→ **Short task**:
Locate all lines with the word "true" and copy them out.

→ **Provided records**:
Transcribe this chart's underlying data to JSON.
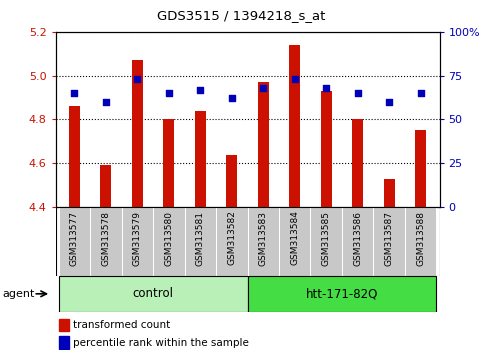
{
  "title": "GDS3515 / 1394218_s_at",
  "samples": [
    "GSM313577",
    "GSM313578",
    "GSM313579",
    "GSM313580",
    "GSM313581",
    "GSM313582",
    "GSM313583",
    "GSM313584",
    "GSM313585",
    "GSM313586",
    "GSM313587",
    "GSM313588"
  ],
  "bar_values": [
    4.86,
    4.59,
    5.07,
    4.8,
    4.84,
    4.64,
    4.97,
    5.14,
    4.93,
    4.8,
    4.53,
    4.75
  ],
  "pct_ranks": [
    65,
    60,
    73,
    65,
    67,
    62,
    68,
    73,
    68,
    65,
    60,
    65
  ],
  "ylim_left": [
    4.4,
    5.2
  ],
  "ylim_right": [
    0,
    100
  ],
  "yticks_left": [
    4.4,
    4.6,
    4.8,
    5.0,
    5.2
  ],
  "yticks_right": [
    0,
    25,
    50,
    75,
    100
  ],
  "ytick_labels_right": [
    "0",
    "25",
    "50",
    "75",
    "100%"
  ],
  "bar_color": "#CC1100",
  "percentile_color": "#0000BB",
  "bar_bottom": 4.4,
  "bar_width": 0.35,
  "control_count": 6,
  "control_label": "control",
  "htt_label": "htt-171-82Q",
  "agent_label": "agent",
  "legend_bar_label": "transformed count",
  "legend_pct_label": "percentile rank within the sample",
  "left_color": "#CC1100",
  "right_color": "#0000BB",
  "xticklabel_bg": "#c8c8c8",
  "control_bg": "#b8f0b8",
  "htt_bg": "#44dd44",
  "grid_color": "#000000"
}
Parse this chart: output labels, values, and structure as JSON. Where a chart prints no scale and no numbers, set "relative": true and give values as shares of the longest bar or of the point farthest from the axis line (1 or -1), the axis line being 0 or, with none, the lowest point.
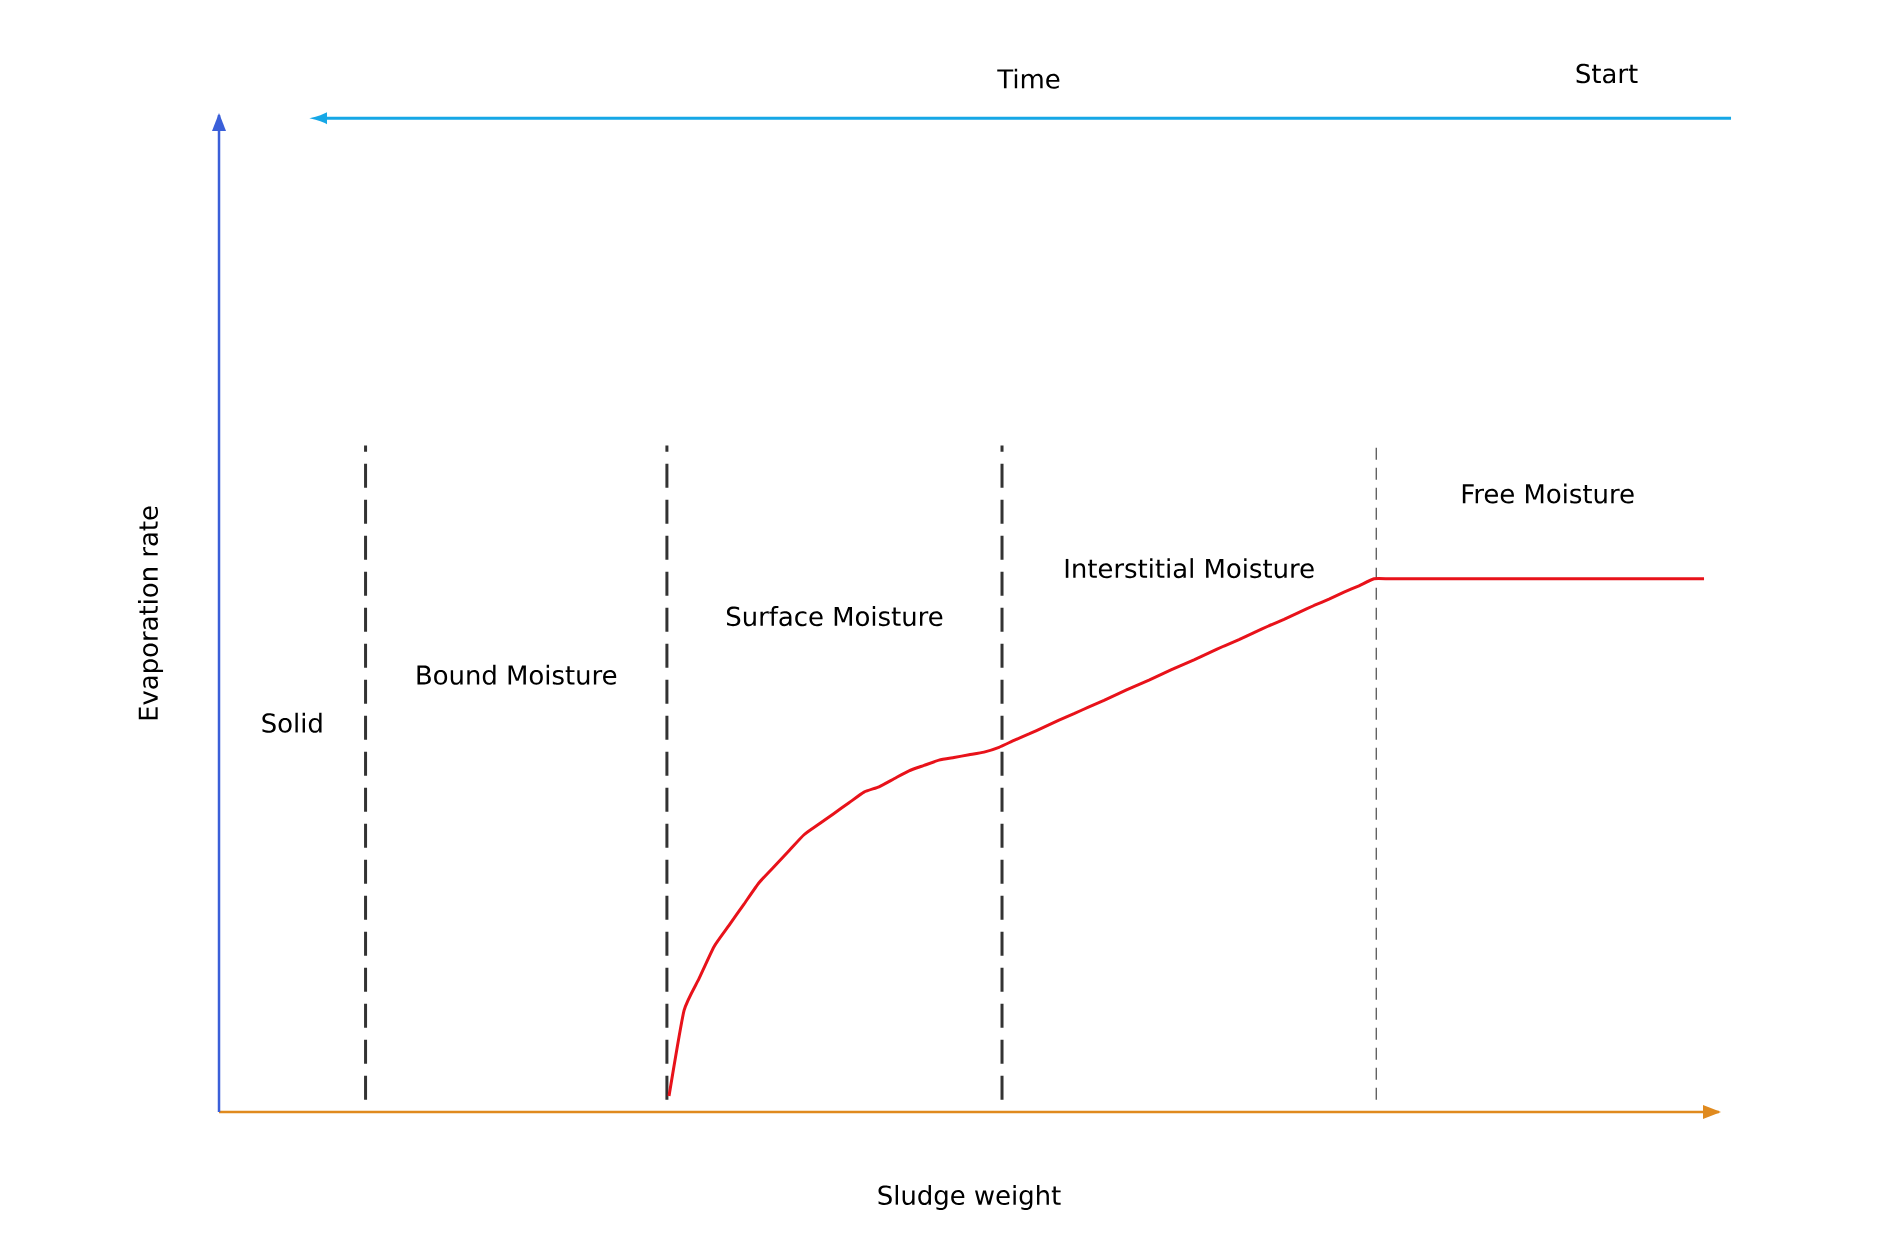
{
  "chart_data": {
    "type": "line",
    "relative": true,
    "color": "#e8121a",
    "grid": "x",
    "xlabel": "Sludge weight",
    "ylabel": "Evaporation rate",
    "categories": [
      null,
      null,
      null,
      null,
      null,
      null,
      null,
      null,
      null,
      null,
      null,
      null,
      null,
      null,
      null,
      null,
      null,
      null,
      null,
      null,
      null,
      null,
      null,
      null,
      null,
      null,
      null,
      null,
      null,
      null,
      null,
      null,
      null,
      null,
      null,
      null,
      null,
      null,
      null,
      null,
      null,
      null,
      null,
      null,
      null,
      null,
      null,
      null,
      null,
      null,
      null,
      null,
      null,
      null,
      null,
      null,
      null,
      null,
      null,
      null,
      null,
      null,
      null,
      null,
      null,
      null,
      null,
      null,
      null,
      null,
      null,
      null,
      null,
      null,
      null,
      null,
      null,
      null,
      null,
      null,
      null,
      null,
      null,
      null,
      null,
      null,
      null,
      null,
      null,
      null,
      null,
      null,
      null,
      null,
      null,
      null,
      null,
      null,
      null,
      null,
      null
    ],
    "values": [
      null,
      null,
      null,
      null,
      null,
      null,
      null,
      null,
      null,
      null,
      null,
      null,
      null,
      null,
      null,
      null,
      null,
      null,
      null,
      null,
      null,
      null,
      null,
      null,
      null,
      null,
      null,
      null,
      null,
      null,
      0.03,
      0.19,
      0.25,
      0.31,
      0.35,
      0.39,
      0.43,
      0.46,
      0.49,
      0.52,
      0.54,
      0.56,
      0.58,
      0.6,
      0.61,
      0.625,
      0.64,
      0.65,
      0.66,
      0.665,
      0.67,
      0.675,
      0.684,
      0.697,
      0.709,
      0.722,
      0.735,
      0.747,
      0.76,
      0.772,
      0.785,
      0.798,
      0.81,
      0.823,
      0.836,
      0.848,
      0.861,
      0.874,
      0.886,
      0.899,
      0.912,
      0.924,
      0.937,
      0.95,
      0.962,
      0.975,
      0.987,
      1,
      1,
      1,
      1,
      1,
      1,
      1,
      1,
      1,
      1,
      1,
      1,
      1,
      1,
      1,
      1,
      1,
      1,
      1,
      1,
      1,
      1,
      1,
      null
    ],
    "annotations": [
      "Time",
      "Start",
      "Solid",
      "Bound Moisture",
      "Surface Moisture",
      "Interstitial Moisture",
      "Free Moisture"
    ]
  }
}
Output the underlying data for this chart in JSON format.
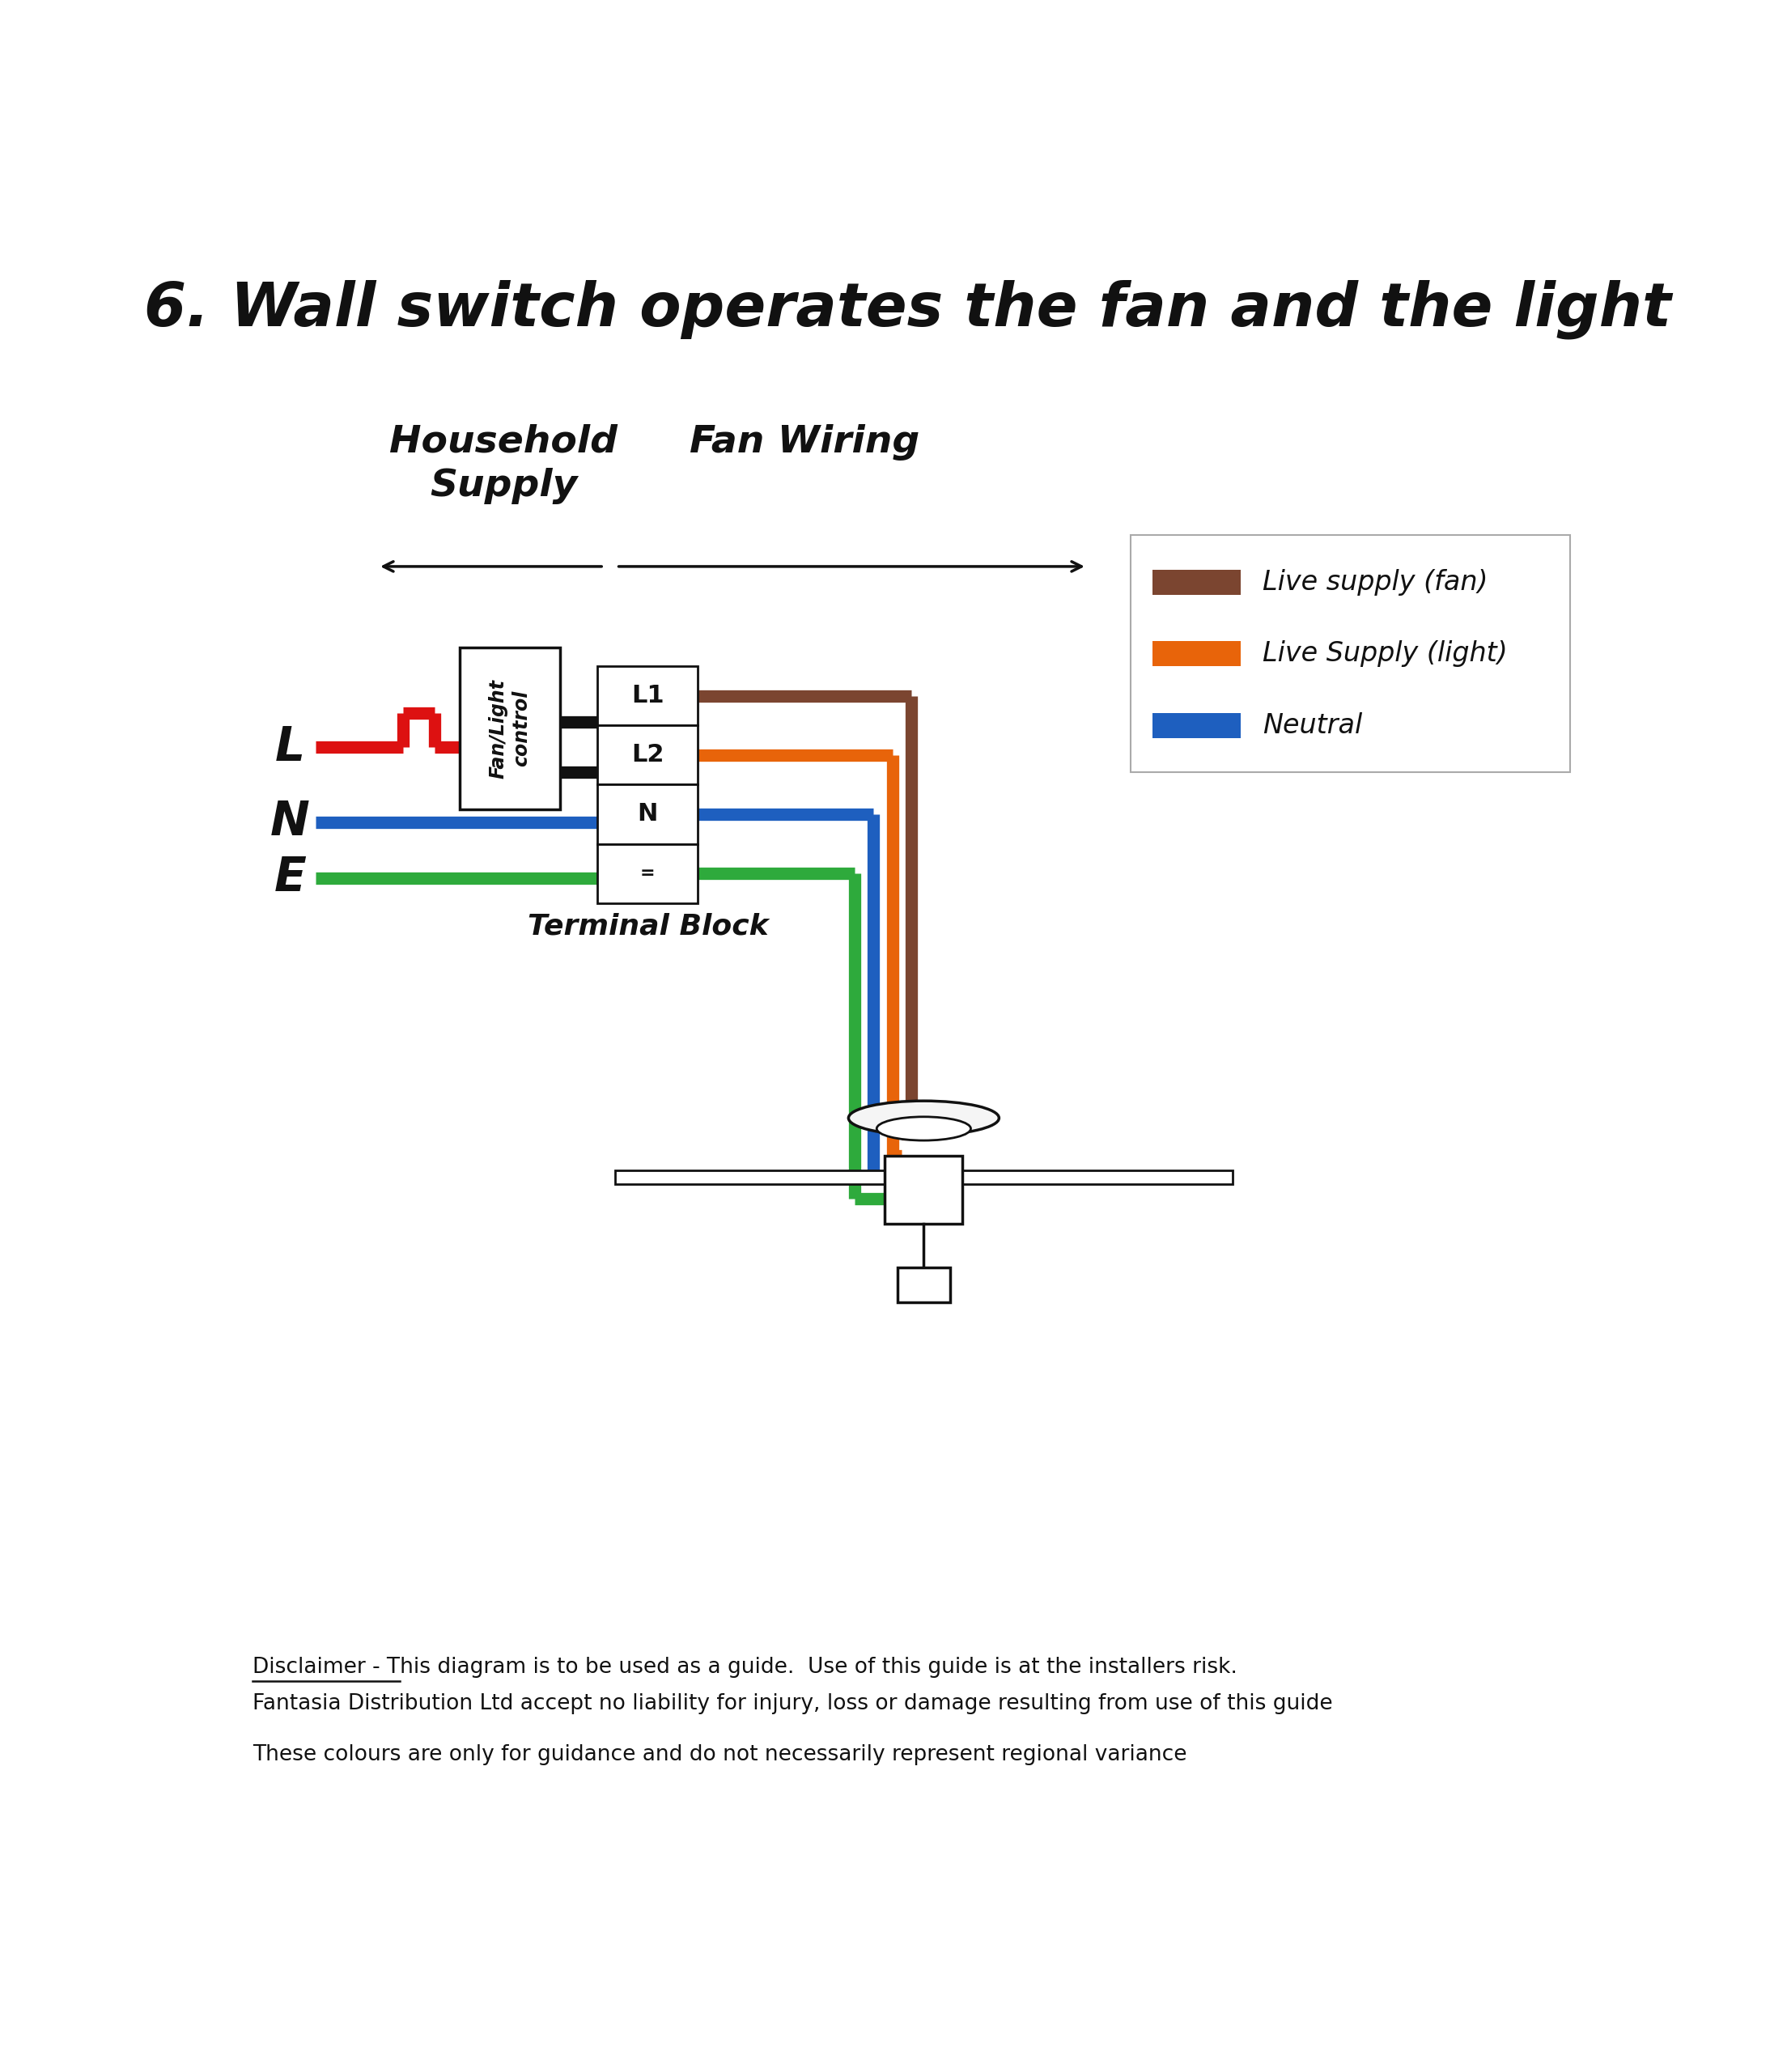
{
  "title": "6. Wall switch operates the fan and the light",
  "title_fontsize": 54,
  "bg_color": "#ffffff",
  "wire_colors": {
    "live_fan": "#7B4530",
    "live_light": "#E8640A",
    "neutral": "#1E5FBF",
    "earth": "#2EAA3C",
    "black": "#111111",
    "red": "#DD1111"
  },
  "wire_lw": 11,
  "labels": {
    "L": "L",
    "N": "N",
    "E": "E",
    "household_line1": "Household",
    "household_line2": "Supply",
    "fan_wiring": "Fan Wiring",
    "terminal": "Terminal Block",
    "fan_control_line1": "Fan/Light",
    "fan_control_line2": "control"
  },
  "legend_items": [
    {
      "label": "Live supply (fan)",
      "color": "#7B4530"
    },
    {
      "label": "Live Supply (light)",
      "color": "#E8640A"
    },
    {
      "label": "Neutral",
      "color": "#1E5FBF"
    }
  ],
  "disclaimer_pre": "Disclaimer",
  "disclaimer_post": " - This diagram is to be used as a guide.  Use of this guide is at the installers risk.",
  "disclaimer_line2": "Fantasia Distribution Ltd accept no liability for injury, loss or damage resulting from use of this guide",
  "disclaimer_line3": "These colours are only for guidance and do not necessarily represent regional variance"
}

→ **Solution to this exercise**:
Parse this chart: output labels, values, and structure as JSON. Where a chart prints no scale and no numbers, set "relative": true and give values as shares of the longest bar or of the point farthest from the axis line (1 or -1), the axis line being 0 or, with none, the lowest point.
    "relative": true,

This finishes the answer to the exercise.